• [What is needed] Print every entry word for word, but omit the pictures.

[A block of data]

#####

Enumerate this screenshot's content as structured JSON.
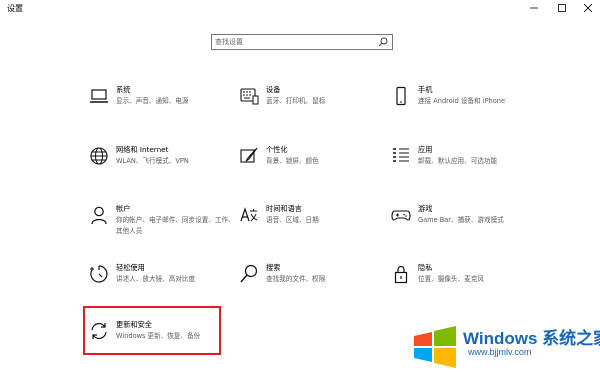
{
  "window": {
    "title": "设置"
  },
  "search": {
    "placeholder": "查找设置"
  },
  "categories": [
    {
      "label": "系统",
      "desc": "显示、声音、通知、电源",
      "icon": "laptop-icon"
    },
    {
      "label": "设备",
      "desc": "蓝牙、打印机、鼠标",
      "icon": "keyboard-printer-icon"
    },
    {
      "label": "手机",
      "desc": "连接 Android 设备和 iPhone",
      "icon": "phone-icon"
    },
    {
      "label": "网络和 Internet",
      "desc": "WLAN、飞行模式、VPN",
      "icon": "globe-icon"
    },
    {
      "label": "个性化",
      "desc": "背景、锁屏、颜色",
      "icon": "brush-icon"
    },
    {
      "label": "应用",
      "desc": "卸载、默认应用、可选功能",
      "icon": "apps-list-icon"
    },
    {
      "label": "帐户",
      "desc": "你的帐户、电子邮件、同步设置、工作、其他人员",
      "icon": "person-icon"
    },
    {
      "label": "时间和语言",
      "desc": "语音、区域、日期",
      "icon": "time-language-icon"
    },
    {
      "label": "游戏",
      "desc": "Game Bar、捕获、游戏模式",
      "icon": "gamepad-icon"
    },
    {
      "label": "轻松使用",
      "desc": "讲述人、放大镜、高对比度",
      "icon": "ease-of-access-icon"
    },
    {
      "label": "搜索",
      "desc": "查找我的文件、权限",
      "icon": "search-icon"
    },
    {
      "label": "隐私",
      "desc": "位置、摄像头、麦克风",
      "icon": "lock-icon"
    },
    {
      "label": "更新和安全",
      "desc": "Windows 更新、恢复、备份",
      "icon": "sync-icon"
    }
  ],
  "watermark": {
    "brand": "Windows 系统之家",
    "url": "www.bjjmlv.com"
  },
  "colors": {
    "highlight": "#e02020",
    "watermark": "#1a66b3"
  }
}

#####

• [Answer for this exercise]
Enumerate this screenshot's content as structured JSON.
{
  "window": {
    "title": "设置"
  },
  "search": {
    "placeholder": "查找设置"
  },
  "categories": [
    {
      "label": "系统",
      "desc": "显示、声音、通知、电源",
      "icon": "laptop-icon"
    },
    {
      "label": "设备",
      "desc": "蓝牙、打印机、鼠标",
      "icon": "keyboard-printer-icon"
    },
    {
      "label": "手机",
      "desc": "连接 Android 设备和 iPhone",
      "icon": "phone-icon"
    },
    {
      "label": "网络和 Internet",
      "desc": "WLAN、飞行模式、VPN",
      "icon": "globe-icon"
    },
    {
      "label": "个性化",
      "desc": "背景、锁屏、颜色",
      "icon": "brush-icon"
    },
    {
      "label": "应用",
      "desc": "卸载、默认应用、可选功能",
      "icon": "apps-list-icon"
    },
    {
      "label": "帐户",
      "desc": "你的帐户、电子邮件、同步设置、工作、其他人员",
      "icon": "person-icon"
    },
    {
      "label": "时间和语言",
      "desc": "语音、区域、日期",
      "icon": "time-language-icon"
    },
    {
      "label": "游戏",
      "desc": "Game Bar、捕获、游戏模式",
      "icon": "gamepad-icon"
    },
    {
      "label": "轻松使用",
      "desc": "讲述人、放大镜、高对比度",
      "icon": "ease-of-access-icon"
    },
    {
      "label": "搜索",
      "desc": "查找我的文件、权限",
      "icon": "search-icon"
    },
    {
      "label": "隐私",
      "desc": "位置、摄像头、麦克风",
      "icon": "lock-icon"
    },
    {
      "label": "更新和安全",
      "desc": "Windows 更新、恢复、备份",
      "icon": "sync-icon"
    }
  ],
  "watermark": {
    "brand": "Windows 系统之家",
    "url": "www.bjjmlv.com"
  },
  "colors": {
    "highlight": "#e02020",
    "watermark": "#1a66b3"
  }
}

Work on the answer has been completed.